:: Collection entries ::
* * * * * * * * *
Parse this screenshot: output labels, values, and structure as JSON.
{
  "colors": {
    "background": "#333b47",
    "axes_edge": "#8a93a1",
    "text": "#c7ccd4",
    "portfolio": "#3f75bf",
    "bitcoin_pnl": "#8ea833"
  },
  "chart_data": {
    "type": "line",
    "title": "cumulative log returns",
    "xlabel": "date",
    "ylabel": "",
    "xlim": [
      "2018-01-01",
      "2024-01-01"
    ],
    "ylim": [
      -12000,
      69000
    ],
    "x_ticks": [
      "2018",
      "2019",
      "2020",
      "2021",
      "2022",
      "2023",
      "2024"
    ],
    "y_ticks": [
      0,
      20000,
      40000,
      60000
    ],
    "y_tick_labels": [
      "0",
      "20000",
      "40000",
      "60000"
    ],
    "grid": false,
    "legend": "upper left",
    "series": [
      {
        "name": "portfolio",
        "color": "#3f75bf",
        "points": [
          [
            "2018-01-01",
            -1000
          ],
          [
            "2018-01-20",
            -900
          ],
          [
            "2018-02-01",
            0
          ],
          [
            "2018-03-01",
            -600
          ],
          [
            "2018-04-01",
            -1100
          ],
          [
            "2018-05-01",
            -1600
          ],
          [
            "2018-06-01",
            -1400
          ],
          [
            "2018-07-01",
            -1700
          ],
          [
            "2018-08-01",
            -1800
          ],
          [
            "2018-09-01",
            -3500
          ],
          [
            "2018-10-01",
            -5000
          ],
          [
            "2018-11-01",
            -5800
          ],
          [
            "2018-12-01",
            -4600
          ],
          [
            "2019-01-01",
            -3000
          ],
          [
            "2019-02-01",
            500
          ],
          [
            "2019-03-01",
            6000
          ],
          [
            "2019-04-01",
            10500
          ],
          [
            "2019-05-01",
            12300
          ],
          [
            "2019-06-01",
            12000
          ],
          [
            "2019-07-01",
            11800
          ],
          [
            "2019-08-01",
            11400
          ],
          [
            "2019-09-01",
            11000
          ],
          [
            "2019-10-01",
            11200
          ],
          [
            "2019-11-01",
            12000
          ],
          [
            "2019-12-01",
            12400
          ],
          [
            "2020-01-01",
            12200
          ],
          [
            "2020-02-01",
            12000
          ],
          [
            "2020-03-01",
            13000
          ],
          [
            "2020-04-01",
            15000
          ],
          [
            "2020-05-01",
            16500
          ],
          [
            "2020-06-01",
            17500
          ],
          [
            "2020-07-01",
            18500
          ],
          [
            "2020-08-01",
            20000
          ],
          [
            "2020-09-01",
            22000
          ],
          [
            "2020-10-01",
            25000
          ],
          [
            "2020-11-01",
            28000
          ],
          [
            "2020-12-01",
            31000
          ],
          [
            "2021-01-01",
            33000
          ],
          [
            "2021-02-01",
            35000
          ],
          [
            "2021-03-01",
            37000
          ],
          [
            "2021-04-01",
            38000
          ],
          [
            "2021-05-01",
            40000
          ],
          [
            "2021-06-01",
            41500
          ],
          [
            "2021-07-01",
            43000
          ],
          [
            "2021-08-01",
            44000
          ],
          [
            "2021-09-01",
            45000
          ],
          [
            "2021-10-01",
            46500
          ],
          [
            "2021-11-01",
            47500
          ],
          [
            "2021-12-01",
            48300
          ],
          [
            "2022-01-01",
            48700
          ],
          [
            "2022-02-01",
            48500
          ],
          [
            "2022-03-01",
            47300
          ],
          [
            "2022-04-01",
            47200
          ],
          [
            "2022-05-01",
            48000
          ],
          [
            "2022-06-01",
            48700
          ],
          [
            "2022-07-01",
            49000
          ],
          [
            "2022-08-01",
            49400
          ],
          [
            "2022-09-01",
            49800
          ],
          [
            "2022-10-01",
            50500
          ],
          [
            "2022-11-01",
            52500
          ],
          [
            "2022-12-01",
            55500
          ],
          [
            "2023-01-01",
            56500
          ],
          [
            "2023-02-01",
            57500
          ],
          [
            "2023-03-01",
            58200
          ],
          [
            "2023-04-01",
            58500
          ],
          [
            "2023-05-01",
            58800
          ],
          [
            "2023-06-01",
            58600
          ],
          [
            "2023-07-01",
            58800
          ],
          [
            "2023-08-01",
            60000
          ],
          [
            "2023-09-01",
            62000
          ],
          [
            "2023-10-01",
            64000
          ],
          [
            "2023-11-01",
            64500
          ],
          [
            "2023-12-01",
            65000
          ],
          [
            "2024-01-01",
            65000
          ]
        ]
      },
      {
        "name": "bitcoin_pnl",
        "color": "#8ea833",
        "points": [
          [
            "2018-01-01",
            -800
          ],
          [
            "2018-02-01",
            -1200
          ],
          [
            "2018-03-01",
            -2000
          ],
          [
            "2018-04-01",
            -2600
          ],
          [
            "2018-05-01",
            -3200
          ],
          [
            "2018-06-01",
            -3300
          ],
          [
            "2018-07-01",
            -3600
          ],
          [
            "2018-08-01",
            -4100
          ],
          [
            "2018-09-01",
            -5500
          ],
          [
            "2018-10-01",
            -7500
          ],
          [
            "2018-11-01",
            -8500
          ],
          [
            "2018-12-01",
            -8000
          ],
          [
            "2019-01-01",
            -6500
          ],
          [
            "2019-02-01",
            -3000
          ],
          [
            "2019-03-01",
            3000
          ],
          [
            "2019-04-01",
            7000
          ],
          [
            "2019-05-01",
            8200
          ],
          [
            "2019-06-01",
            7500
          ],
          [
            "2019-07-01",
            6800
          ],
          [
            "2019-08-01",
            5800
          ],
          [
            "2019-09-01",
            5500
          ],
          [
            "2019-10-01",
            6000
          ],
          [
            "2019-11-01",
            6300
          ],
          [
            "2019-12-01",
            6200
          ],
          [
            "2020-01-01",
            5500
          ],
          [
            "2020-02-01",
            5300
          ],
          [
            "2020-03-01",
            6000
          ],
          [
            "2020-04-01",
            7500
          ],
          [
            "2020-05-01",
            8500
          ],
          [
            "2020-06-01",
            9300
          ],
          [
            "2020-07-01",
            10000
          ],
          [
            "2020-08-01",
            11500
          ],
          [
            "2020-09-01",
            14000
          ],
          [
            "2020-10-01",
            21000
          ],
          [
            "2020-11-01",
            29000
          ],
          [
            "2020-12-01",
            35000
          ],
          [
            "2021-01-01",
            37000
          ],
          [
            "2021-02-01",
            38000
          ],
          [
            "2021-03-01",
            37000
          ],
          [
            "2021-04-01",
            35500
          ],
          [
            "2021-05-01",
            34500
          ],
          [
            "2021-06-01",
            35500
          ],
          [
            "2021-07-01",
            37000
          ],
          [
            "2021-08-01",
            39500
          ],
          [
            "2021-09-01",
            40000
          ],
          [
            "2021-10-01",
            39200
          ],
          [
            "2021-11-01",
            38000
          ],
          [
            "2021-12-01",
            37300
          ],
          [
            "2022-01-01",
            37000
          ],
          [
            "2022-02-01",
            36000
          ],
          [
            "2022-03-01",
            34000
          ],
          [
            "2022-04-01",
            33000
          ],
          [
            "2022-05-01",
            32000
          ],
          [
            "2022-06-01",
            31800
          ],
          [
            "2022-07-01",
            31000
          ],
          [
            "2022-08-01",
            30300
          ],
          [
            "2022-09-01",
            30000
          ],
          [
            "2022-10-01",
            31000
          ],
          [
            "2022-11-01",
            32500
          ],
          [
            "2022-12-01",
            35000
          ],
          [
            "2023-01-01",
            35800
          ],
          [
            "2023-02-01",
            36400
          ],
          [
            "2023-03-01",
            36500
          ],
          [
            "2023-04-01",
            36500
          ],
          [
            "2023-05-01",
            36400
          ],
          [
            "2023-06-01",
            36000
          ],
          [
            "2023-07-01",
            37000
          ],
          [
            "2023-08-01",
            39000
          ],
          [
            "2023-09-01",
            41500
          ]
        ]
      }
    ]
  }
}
* * * * * * * * *
:: Short task ::
Copy out each record from above, exactly.

:: Result ::
Parse this screenshot: output labels, values, and structure as JSON.
{
  "colors": {
    "background": "#333b47",
    "axes_edge": "#8a93a1",
    "text": "#c7ccd4",
    "portfolio": "#3f75bf",
    "bitcoin_pnl": "#8ea833"
  },
  "chart_data": {
    "type": "line",
    "title": "cumulative log returns",
    "xlabel": "date",
    "ylabel": "",
    "xlim": [
      "2018-01-01",
      "2024-01-01"
    ],
    "ylim": [
      -12000,
      69000
    ],
    "x_ticks": [
      "2018",
      "2019",
      "2020",
      "2021",
      "2022",
      "2023",
      "2024"
    ],
    "y_ticks": [
      0,
      20000,
      40000,
      60000
    ],
    "y_tick_labels": [
      "0",
      "20000",
      "40000",
      "60000"
    ],
    "grid": false,
    "legend": "upper left",
    "series": [
      {
        "name": "portfolio",
        "color": "#3f75bf",
        "points": [
          [
            "2018-01-01",
            -1000
          ],
          [
            "2018-01-20",
            -900
          ],
          [
            "2018-02-01",
            0
          ],
          [
            "2018-03-01",
            -600
          ],
          [
            "2018-04-01",
            -1100
          ],
          [
            "2018-05-01",
            -1600
          ],
          [
            "2018-06-01",
            -1400
          ],
          [
            "2018-07-01",
            -1700
          ],
          [
            "2018-08-01",
            -1800
          ],
          [
            "2018-09-01",
            -3500
          ],
          [
            "2018-10-01",
            -5000
          ],
          [
            "2018-11-01",
            -5800
          ],
          [
            "2018-12-01",
            -4600
          ],
          [
            "2019-01-01",
            -3000
          ],
          [
            "2019-02-01",
            500
          ],
          [
            "2019-03-01",
            6000
          ],
          [
            "2019-04-01",
            10500
          ],
          [
            "2019-05-01",
            12300
          ],
          [
            "2019-06-01",
            12000
          ],
          [
            "2019-07-01",
            11800
          ],
          [
            "2019-08-01",
            11400
          ],
          [
            "2019-09-01",
            11000
          ],
          [
            "2019-10-01",
            11200
          ],
          [
            "2019-11-01",
            12000
          ],
          [
            "2019-12-01",
            12400
          ],
          [
            "2020-01-01",
            12200
          ],
          [
            "2020-02-01",
            12000
          ],
          [
            "2020-03-01",
            13000
          ],
          [
            "2020-04-01",
            15000
          ],
          [
            "2020-05-01",
            16500
          ],
          [
            "2020-06-01",
            17500
          ],
          [
            "2020-07-01",
            18500
          ],
          [
            "2020-08-01",
            20000
          ],
          [
            "2020-09-01",
            22000
          ],
          [
            "2020-10-01",
            25000
          ],
          [
            "2020-11-01",
            28000
          ],
          [
            "2020-12-01",
            31000
          ],
          [
            "2021-01-01",
            33000
          ],
          [
            "2021-02-01",
            35000
          ],
          [
            "2021-03-01",
            37000
          ],
          [
            "2021-04-01",
            38000
          ],
          [
            "2021-05-01",
            40000
          ],
          [
            "2021-06-01",
            41500
          ],
          [
            "2021-07-01",
            43000
          ],
          [
            "2021-08-01",
            44000
          ],
          [
            "2021-09-01",
            45000
          ],
          [
            "2021-10-01",
            46500
          ],
          [
            "2021-11-01",
            47500
          ],
          [
            "2021-12-01",
            48300
          ],
          [
            "2022-01-01",
            48700
          ],
          [
            "2022-02-01",
            48500
          ],
          [
            "2022-03-01",
            47300
          ],
          [
            "2022-04-01",
            47200
          ],
          [
            "2022-05-01",
            48000
          ],
          [
            "2022-06-01",
            48700
          ],
          [
            "2022-07-01",
            49000
          ],
          [
            "2022-08-01",
            49400
          ],
          [
            "2022-09-01",
            49800
          ],
          [
            "2022-10-01",
            50500
          ],
          [
            "2022-11-01",
            52500
          ],
          [
            "2022-12-01",
            55500
          ],
          [
            "2023-01-01",
            56500
          ],
          [
            "2023-02-01",
            57500
          ],
          [
            "2023-03-01",
            58200
          ],
          [
            "2023-04-01",
            58500
          ],
          [
            "2023-05-01",
            58800
          ],
          [
            "2023-06-01",
            58600
          ],
          [
            "2023-07-01",
            58800
          ],
          [
            "2023-08-01",
            60000
          ],
          [
            "2023-09-01",
            62000
          ],
          [
            "2023-10-01",
            64000
          ],
          [
            "2023-11-01",
            64500
          ],
          [
            "2023-12-01",
            65000
          ],
          [
            "2024-01-01",
            65000
          ]
        ]
      },
      {
        "name": "bitcoin_pnl",
        "color": "#8ea833",
        "points": [
          [
            "2018-01-01",
            -800
          ],
          [
            "2018-02-01",
            -1200
          ],
          [
            "2018-03-01",
            -2000
          ],
          [
            "2018-04-01",
            -2600
          ],
          [
            "2018-05-01",
            -3200
          ],
          [
            "2018-06-01",
            -3300
          ],
          [
            "2018-07-01",
            -3600
          ],
          [
            "2018-08-01",
            -4100
          ],
          [
            "2018-09-01",
            -5500
          ],
          [
            "2018-10-01",
            -7500
          ],
          [
            "2018-11-01",
            -8500
          ],
          [
            "2018-12-01",
            -8000
          ],
          [
            "2019-01-01",
            -6500
          ],
          [
            "2019-02-01",
            -3000
          ],
          [
            "2019-03-01",
            3000
          ],
          [
            "2019-04-01",
            7000
          ],
          [
            "2019-05-01",
            8200
          ],
          [
            "2019-06-01",
            7500
          ],
          [
            "2019-07-01",
            6800
          ],
          [
            "2019-08-01",
            5800
          ],
          [
            "2019-09-01",
            5500
          ],
          [
            "2019-10-01",
            6000
          ],
          [
            "2019-11-01",
            6300
          ],
          [
            "2019-12-01",
            6200
          ],
          [
            "2020-01-01",
            5500
          ],
          [
            "2020-02-01",
            5300
          ],
          [
            "2020-03-01",
            6000
          ],
          [
            "2020-04-01",
            7500
          ],
          [
            "2020-05-01",
            8500
          ],
          [
            "2020-06-01",
            9300
          ],
          [
            "2020-07-01",
            10000
          ],
          [
            "2020-08-01",
            11500
          ],
          [
            "2020-09-01",
            14000
          ],
          [
            "2020-10-01",
            21000
          ],
          [
            "2020-11-01",
            29000
          ],
          [
            "2020-12-01",
            35000
          ],
          [
            "2021-01-01",
            37000
          ],
          [
            "2021-02-01",
            38000
          ],
          [
            "2021-03-01",
            37000
          ],
          [
            "2021-04-01",
            35500
          ],
          [
            "2021-05-01",
            34500
          ],
          [
            "2021-06-01",
            35500
          ],
          [
            "2021-07-01",
            37000
          ],
          [
            "2021-08-01",
            39500
          ],
          [
            "2021-09-01",
            40000
          ],
          [
            "2021-10-01",
            39200
          ],
          [
            "2021-11-01",
            38000
          ],
          [
            "2021-12-01",
            37300
          ],
          [
            "2022-01-01",
            37000
          ],
          [
            "2022-02-01",
            36000
          ],
          [
            "2022-03-01",
            34000
          ],
          [
            "2022-04-01",
            33000
          ],
          [
            "2022-05-01",
            32000
          ],
          [
            "2022-06-01",
            31800
          ],
          [
            "2022-07-01",
            31000
          ],
          [
            "2022-08-01",
            30300
          ],
          [
            "2022-09-01",
            30000
          ],
          [
            "2022-10-01",
            31000
          ],
          [
            "2022-11-01",
            32500
          ],
          [
            "2022-12-01",
            35000
          ],
          [
            "2023-01-01",
            35800
          ],
          [
            "2023-02-01",
            36400
          ],
          [
            "2023-03-01",
            36500
          ],
          [
            "2023-04-01",
            36500
          ],
          [
            "2023-05-01",
            36400
          ],
          [
            "2023-06-01",
            36000
          ],
          [
            "2023-07-01",
            37000
          ],
          [
            "2023-08-01",
            39000
          ],
          [
            "2023-09-01",
            41500
          ]
        ]
      }
    ]
  }
}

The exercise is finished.